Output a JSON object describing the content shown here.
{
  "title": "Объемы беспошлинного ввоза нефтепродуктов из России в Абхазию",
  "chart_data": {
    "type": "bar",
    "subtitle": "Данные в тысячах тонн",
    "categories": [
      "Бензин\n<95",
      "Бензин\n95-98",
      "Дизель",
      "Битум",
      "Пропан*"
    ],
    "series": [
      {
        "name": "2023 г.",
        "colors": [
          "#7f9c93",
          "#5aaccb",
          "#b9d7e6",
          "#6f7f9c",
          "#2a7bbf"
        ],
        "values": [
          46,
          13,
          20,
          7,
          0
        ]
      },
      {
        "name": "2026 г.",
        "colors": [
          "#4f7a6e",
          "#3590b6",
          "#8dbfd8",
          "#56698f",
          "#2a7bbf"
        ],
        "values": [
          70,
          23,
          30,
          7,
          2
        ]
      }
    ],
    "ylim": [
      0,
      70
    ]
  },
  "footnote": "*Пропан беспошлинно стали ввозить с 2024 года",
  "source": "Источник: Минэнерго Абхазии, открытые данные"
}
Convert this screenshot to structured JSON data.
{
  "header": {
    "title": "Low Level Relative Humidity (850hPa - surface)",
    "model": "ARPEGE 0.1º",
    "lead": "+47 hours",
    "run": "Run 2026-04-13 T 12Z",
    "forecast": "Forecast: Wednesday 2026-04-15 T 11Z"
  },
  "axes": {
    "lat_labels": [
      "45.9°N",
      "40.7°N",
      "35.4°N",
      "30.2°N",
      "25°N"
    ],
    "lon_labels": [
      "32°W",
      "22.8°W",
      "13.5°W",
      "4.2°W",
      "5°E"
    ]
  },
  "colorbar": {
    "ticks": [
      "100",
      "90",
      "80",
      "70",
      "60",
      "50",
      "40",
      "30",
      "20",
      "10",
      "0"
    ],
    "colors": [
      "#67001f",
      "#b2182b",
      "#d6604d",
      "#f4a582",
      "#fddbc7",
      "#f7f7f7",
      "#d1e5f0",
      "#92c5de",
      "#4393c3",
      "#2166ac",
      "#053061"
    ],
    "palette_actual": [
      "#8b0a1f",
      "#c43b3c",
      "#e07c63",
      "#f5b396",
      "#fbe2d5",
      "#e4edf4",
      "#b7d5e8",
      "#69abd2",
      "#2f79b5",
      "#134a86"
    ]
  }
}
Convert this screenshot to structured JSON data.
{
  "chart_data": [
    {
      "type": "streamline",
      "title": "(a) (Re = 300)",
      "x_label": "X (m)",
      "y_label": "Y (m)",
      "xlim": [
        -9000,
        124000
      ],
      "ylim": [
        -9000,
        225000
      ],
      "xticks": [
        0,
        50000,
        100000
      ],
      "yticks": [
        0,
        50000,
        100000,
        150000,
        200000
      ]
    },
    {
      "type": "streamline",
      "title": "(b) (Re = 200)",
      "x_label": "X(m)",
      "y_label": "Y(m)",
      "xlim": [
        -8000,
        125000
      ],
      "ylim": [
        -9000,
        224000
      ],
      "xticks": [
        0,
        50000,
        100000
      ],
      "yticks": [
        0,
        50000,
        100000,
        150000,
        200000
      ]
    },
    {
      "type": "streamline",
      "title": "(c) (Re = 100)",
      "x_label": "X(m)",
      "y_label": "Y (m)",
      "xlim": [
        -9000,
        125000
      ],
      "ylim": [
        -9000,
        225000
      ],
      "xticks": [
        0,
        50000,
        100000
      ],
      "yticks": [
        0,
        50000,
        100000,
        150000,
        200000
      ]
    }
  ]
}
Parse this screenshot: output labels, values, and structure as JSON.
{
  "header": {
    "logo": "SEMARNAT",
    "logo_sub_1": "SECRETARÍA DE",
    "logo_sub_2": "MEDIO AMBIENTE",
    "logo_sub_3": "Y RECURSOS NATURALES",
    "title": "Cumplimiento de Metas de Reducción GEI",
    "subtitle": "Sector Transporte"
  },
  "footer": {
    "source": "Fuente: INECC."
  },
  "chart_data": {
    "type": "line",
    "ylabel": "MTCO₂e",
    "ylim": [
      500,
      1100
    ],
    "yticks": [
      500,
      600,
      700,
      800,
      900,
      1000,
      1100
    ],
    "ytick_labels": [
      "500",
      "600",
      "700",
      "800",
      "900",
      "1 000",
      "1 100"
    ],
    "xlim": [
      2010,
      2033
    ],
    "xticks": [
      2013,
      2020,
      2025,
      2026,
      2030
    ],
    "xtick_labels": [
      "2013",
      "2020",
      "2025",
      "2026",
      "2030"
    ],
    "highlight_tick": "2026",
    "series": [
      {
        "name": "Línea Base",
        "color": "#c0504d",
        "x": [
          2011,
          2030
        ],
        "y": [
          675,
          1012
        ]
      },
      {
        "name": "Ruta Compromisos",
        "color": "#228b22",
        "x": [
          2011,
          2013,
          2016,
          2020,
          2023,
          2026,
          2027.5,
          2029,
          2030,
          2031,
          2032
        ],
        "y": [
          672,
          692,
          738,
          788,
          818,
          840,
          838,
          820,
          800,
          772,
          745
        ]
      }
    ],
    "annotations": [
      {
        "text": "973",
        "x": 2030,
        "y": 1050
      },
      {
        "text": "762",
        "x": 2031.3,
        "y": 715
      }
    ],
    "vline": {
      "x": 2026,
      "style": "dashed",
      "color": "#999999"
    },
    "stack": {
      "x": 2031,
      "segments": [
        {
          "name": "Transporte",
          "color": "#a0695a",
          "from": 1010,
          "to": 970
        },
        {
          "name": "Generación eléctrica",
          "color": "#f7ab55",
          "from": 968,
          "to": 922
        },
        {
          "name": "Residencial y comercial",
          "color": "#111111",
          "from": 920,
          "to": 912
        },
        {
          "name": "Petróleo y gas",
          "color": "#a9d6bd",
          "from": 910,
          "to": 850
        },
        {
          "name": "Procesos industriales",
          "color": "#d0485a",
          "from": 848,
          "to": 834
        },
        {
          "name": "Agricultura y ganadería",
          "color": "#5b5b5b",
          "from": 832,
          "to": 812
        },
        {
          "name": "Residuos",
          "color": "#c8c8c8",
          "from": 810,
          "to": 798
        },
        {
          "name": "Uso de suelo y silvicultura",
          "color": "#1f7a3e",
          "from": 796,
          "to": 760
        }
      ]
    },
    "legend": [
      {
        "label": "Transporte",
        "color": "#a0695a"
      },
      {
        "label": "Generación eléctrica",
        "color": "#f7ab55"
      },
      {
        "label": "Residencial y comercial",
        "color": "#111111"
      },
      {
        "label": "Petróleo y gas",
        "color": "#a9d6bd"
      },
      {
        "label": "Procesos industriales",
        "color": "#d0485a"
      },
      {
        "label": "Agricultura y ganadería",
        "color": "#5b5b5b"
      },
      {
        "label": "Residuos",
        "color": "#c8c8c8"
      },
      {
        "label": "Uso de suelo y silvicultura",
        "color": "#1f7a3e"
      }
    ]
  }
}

Directive —
Once more, set down the full listing, verbatim.

Written response —
Output a JSON object describing the content shown here.
{
  "title": "Объемы беспошлинного ввоза нефтепродуктов из России в Абхазию",
  "chart_data": {
    "type": "bar",
    "subtitle": "Данные в тысячах тонн",
    "categories": [
      "Бензин\n<95",
      "Бензин\n95-98",
      "Дизель",
      "Битум",
      "Пропан*"
    ],
    "series": [
      {
        "name": "2023 г.",
        "colors": [
          "#7f9c93",
          "#5aaccb",
          "#b9d7e6",
          "#6f7f9c",
          "#2a7bbf"
        ],
        "values": [
          46,
          13,
          20,
          7,
          0
        ]
      },
      {
        "name": "2026 г.",
        "colors": [
          "#4f7a6e",
          "#3590b6",
          "#8dbfd8",
          "#56698f",
          "#2a7bbf"
        ],
        "values": [
          70,
          23,
          30,
          7,
          2
        ]
      }
    ],
    "ylim": [
      0,
      70
    ]
  },
  "footnote": "*Пропан беспошлинно стали ввозить с 2024 года",
  "source": "Источник: Минэнерго Абхазии, открытые данные"
}
Convert this screenshot to structured JSON data.
{
  "header": {
    "title": "Low Level Relative Humidity (850hPa - surface)",
    "model": "ARPEGE 0.1º",
    "lead": "+47 hours",
    "run": "Run 2026-04-13 T 12Z",
    "forecast": "Forecast: Wednesday 2026-04-15 T 11Z"
  },
  "axes": {
    "lat_labels": [
      "45.9°N",
      "40.7°N",
      "35.4°N",
      "30.2°N",
      "25°N"
    ],
    "lon_labels": [
      "32°W",
      "22.8°W",
      "13.5°W",
      "4.2°W",
      "5°E"
    ]
  },
  "colorbar": {
    "ticks": [
      "100",
      "90",
      "80",
      "70",
      "60",
      "50",
      "40",
      "30",
      "20",
      "10",
      "0"
    ],
    "colors": [
      "#67001f",
      "#b2182b",
      "#d6604d",
      "#f4a582",
      "#fddbc7",
      "#f7f7f7",
      "#d1e5f0",
      "#92c5de",
      "#4393c3",
      "#2166ac",
      "#053061"
    ],
    "palette_actual": [
      "#8b0a1f",
      "#c43b3c",
      "#e07c63",
      "#f5b396",
      "#fbe2d5",
      "#e4edf4",
      "#b7d5e8",
      "#69abd2",
      "#2f79b5",
      "#134a86"
    ]
  }
}
Convert this screenshot to structured JSON data.
{
  "chart_data": [
    {
      "type": "streamline",
      "title": "(a) (Re = 300)",
      "x_label": "X (m)",
      "y_label": "Y (m)",
      "xlim": [
        -9000,
        124000
      ],
      "ylim": [
        -9000,
        225000
      ],
      "xticks": [
        0,
        50000,
        100000
      ],
      "yticks": [
        0,
        50000,
        100000,
        150000,
        200000
      ]
    },
    {
      "type": "streamline",
      "title": "(b) (Re = 200)",
      "x_label": "X(m)",
      "y_label": "Y(m)",
      "xlim": [
        -8000,
        125000
      ],
      "ylim": [
        -9000,
        224000
      ],
      "xticks": [
        0,
        50000,
        100000
      ],
      "yticks": [
        0,
        50000,
        100000,
        150000,
        200000
      ]
    },
    {
      "type": "streamline",
      "title": "(c) (Re = 100)",
      "x_label": "X(m)",
      "y_label": "Y (m)",
      "xlim": [
        -9000,
        125000
      ],
      "ylim": [
        -9000,
        225000
      ],
      "xticks": [
        0,
        50000,
        100000
      ],
      "yticks": [
        0,
        50000,
        100000,
        150000,
        200000
      ]
    }
  ]
}
Parse this screenshot: output labels, values, and structure as JSON.
{
  "header": {
    "logo": "SEMARNAT",
    "logo_sub_1": "SECRETARÍA DE",
    "logo_sub_2": "MEDIO AMBIENTE",
    "logo_sub_3": "Y RECURSOS NATURALES",
    "title": "Cumplimiento de Metas de Reducción GEI",
    "subtitle": "Sector Transporte"
  },
  "footer": {
    "source": "Fuente: INECC."
  },
  "chart_data": {
    "type": "line",
    "ylabel": "MTCO₂e",
    "ylim": [
      500,
      1100
    ],
    "yticks": [
      500,
      600,
      700,
      800,
      900,
      1000,
      1100
    ],
    "ytick_labels": [
      "500",
      "600",
      "700",
      "800",
      "900",
      "1 000",
      "1 100"
    ],
    "xlim": [
      2010,
      2033
    ],
    "xticks": [
      2013,
      2020,
      2025,
      2026,
      2030
    ],
    "xtick_labels": [
      "2013",
      "2020",
      "2025",
      "2026",
      "2030"
    ],
    "highlight_tick": "2026",
    "series": [
      {
        "name": "Línea Base",
        "color": "#c0504d",
        "x": [
          2011,
          2030
        ],
        "y": [
          675,
          1012
        ]
      },
      {
        "name": "Ruta Compromisos",
        "color": "#228b22",
        "x": [
          2011,
          2013,
          2016,
          2020,
          2023,
          2026,
          2027.5,
          2029,
          2030,
          2031,
          2032
        ],
        "y": [
          672,
          692,
          738,
          788,
          818,
          840,
          838,
          820,
          800,
          772,
          745
        ]
      }
    ],
    "annotations": [
      {
        "text": "973",
        "x": 2030,
        "y": 1050
      },
      {
        "text": "762",
        "x": 2031.3,
        "y": 715
      }
    ],
    "vline": {
      "x": 2026,
      "style": "dashed",
      "color": "#999999"
    },
    "stack": {
      "x": 2031,
      "segments": [
        {
          "name": "Transporte",
          "color": "#a0695a",
          "from": 1010,
          "to": 970
        },
        {
          "name": "Generación eléctrica",
          "color": "#f7ab55",
          "from": 968,
          "to": 922
        },
        {
          "name": "Residencial y comercial",
          "color": "#111111",
          "from": 920,
          "to": 912
        },
        {
          "name": "Petróleo y gas",
          "color": "#a9d6bd",
          "from": 910,
          "to": 850
        },
        {
          "name": "Procesos industriales",
          "color": "#d0485a",
          "from": 848,
          "to": 834
        },
        {
          "name": "Agricultura y ganadería",
          "color": "#5b5b5b",
          "from": 832,
          "to": 812
        },
        {
          "name": "Residuos",
          "color": "#c8c8c8",
          "from": 810,
          "to": 798
        },
        {
          "name": "Uso de suelo y silvicultura",
          "color": "#1f7a3e",
          "from": 796,
          "to": 760
        }
      ]
    },
    "legend": [
      {
        "label": "Transporte",
        "color": "#a0695a"
      },
      {
        "label": "Generación eléctrica",
        "color": "#f7ab55"
      },
      {
        "label": "Residencial y comercial",
        "color": "#111111"
      },
      {
        "label": "Petróleo y gas",
        "color": "#a9d6bd"
      },
      {
        "label": "Procesos industriales",
        "color": "#d0485a"
      },
      {
        "label": "Agricultura y ganadería",
        "color": "#5b5b5b"
      },
      {
        "label": "Residuos",
        "color": "#c8c8c8"
      },
      {
        "label": "Uso de suelo y silvicultura",
        "color": "#1f7a3e"
      }
    ]
  }
}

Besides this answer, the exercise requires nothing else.